- [Set problem]: Pull each line holding the word "JSON" from the data.

*-*-*

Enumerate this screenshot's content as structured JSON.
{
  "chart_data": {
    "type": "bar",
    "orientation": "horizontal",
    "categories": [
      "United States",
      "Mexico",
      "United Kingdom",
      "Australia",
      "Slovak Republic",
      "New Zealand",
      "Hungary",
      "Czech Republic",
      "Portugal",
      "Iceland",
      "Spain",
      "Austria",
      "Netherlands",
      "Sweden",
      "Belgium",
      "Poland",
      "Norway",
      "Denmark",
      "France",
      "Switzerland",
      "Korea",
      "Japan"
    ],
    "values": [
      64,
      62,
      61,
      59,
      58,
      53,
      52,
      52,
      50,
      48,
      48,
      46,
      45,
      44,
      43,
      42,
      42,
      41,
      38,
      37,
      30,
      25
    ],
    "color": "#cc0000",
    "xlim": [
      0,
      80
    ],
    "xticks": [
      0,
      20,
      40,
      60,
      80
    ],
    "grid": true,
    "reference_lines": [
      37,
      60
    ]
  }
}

*-*-*

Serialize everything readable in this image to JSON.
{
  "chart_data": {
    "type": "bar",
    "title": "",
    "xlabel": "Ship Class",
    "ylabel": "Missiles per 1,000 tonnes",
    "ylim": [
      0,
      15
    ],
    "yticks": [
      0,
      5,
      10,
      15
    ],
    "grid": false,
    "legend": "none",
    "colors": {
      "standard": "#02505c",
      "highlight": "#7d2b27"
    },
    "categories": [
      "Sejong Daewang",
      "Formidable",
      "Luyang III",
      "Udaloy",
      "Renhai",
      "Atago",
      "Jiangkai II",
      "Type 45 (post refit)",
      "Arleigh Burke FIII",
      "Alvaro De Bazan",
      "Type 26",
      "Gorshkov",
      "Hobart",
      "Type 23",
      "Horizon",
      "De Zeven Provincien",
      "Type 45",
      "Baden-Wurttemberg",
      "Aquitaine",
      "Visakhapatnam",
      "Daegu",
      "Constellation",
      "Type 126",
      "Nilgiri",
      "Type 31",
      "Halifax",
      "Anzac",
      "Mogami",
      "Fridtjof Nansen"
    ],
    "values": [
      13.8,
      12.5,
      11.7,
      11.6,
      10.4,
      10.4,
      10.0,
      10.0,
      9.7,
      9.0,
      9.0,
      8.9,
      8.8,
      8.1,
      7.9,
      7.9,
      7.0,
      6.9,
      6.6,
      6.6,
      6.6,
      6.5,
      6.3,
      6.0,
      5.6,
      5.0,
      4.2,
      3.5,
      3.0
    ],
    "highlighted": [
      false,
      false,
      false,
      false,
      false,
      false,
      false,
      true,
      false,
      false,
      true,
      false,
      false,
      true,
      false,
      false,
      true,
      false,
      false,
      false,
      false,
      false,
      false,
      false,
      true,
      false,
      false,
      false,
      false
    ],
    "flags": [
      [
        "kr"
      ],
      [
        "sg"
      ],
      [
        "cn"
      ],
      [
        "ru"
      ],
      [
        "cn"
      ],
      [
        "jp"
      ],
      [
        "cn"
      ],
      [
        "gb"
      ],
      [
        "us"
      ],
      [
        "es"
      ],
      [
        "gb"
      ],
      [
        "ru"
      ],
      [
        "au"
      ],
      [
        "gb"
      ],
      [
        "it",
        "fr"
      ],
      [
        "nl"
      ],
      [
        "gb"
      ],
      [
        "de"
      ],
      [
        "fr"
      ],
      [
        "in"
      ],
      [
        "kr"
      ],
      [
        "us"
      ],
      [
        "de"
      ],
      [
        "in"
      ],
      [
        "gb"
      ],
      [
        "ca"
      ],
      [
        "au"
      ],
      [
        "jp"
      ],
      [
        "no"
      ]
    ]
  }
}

*-*-*

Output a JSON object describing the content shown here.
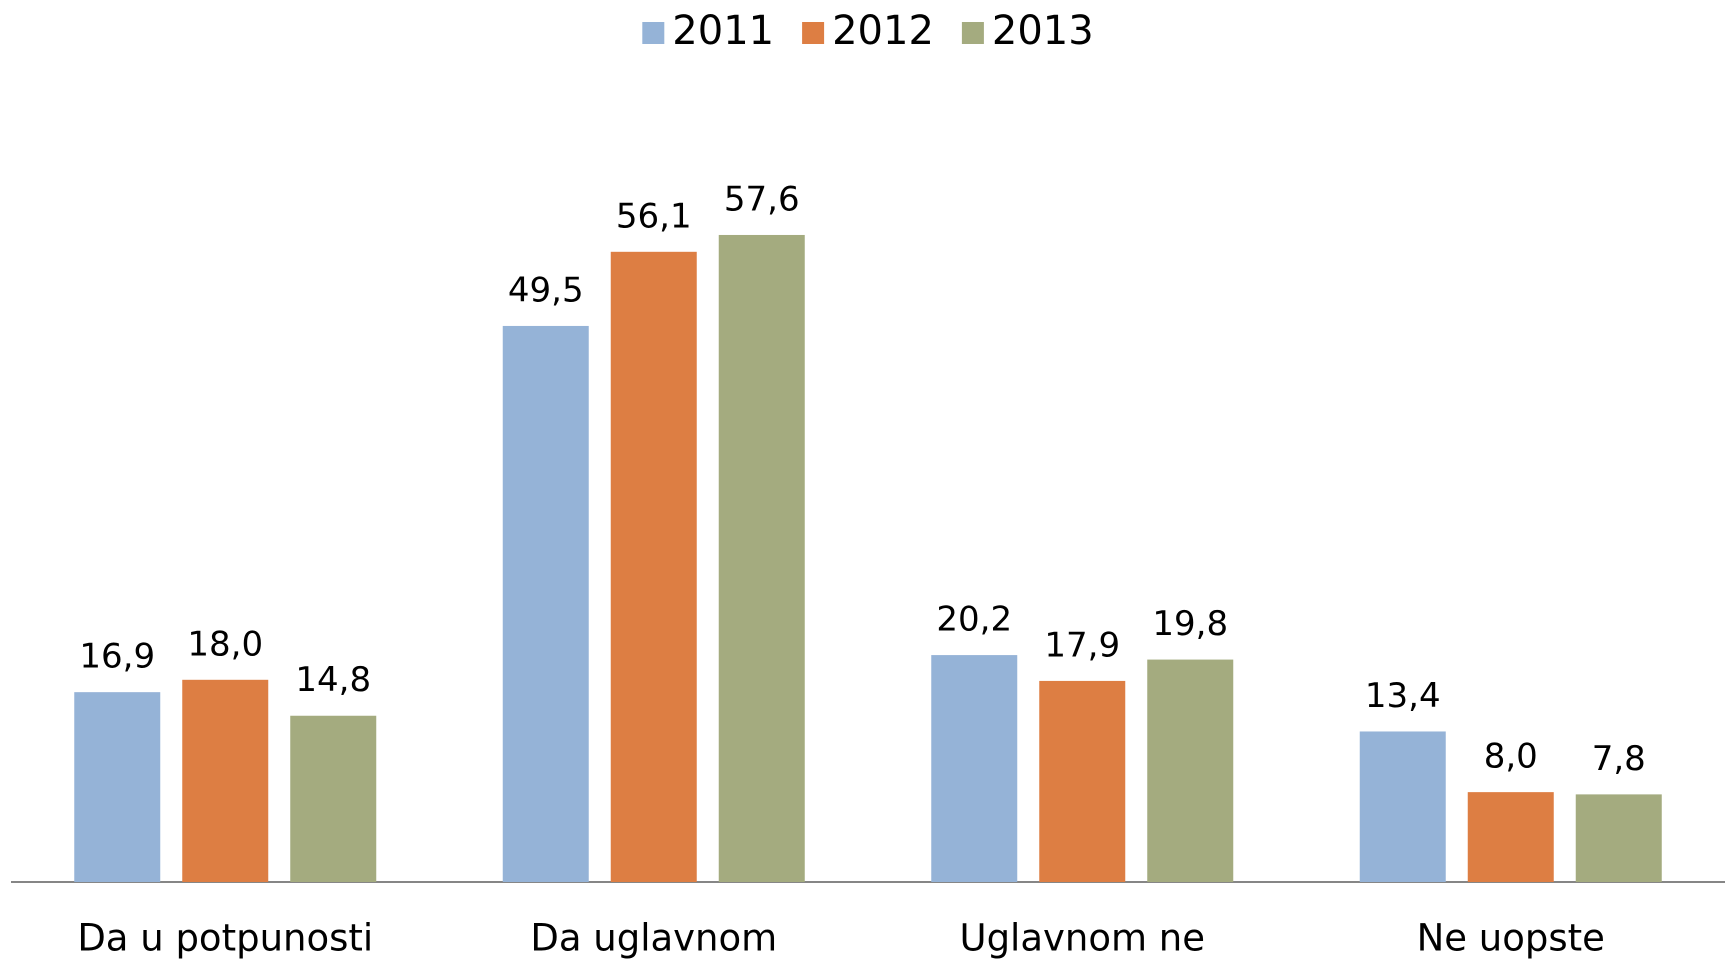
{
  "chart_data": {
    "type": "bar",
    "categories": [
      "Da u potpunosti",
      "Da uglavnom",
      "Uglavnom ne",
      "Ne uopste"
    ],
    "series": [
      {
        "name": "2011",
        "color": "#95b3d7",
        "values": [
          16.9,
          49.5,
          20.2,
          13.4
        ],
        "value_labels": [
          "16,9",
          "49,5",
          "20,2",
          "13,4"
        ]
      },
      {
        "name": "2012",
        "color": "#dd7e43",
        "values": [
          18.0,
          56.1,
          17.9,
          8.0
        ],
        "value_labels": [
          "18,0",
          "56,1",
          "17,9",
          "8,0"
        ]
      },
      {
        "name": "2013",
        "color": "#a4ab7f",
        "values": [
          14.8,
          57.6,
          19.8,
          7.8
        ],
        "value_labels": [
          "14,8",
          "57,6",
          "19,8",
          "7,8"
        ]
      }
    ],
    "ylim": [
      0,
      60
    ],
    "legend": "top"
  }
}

*-*-*

- [Task solution]:
Enumerate this screenshot's content as structured JSON.
Serialize everything readable in this image to JSON.
Output a JSON object describing the content shown here.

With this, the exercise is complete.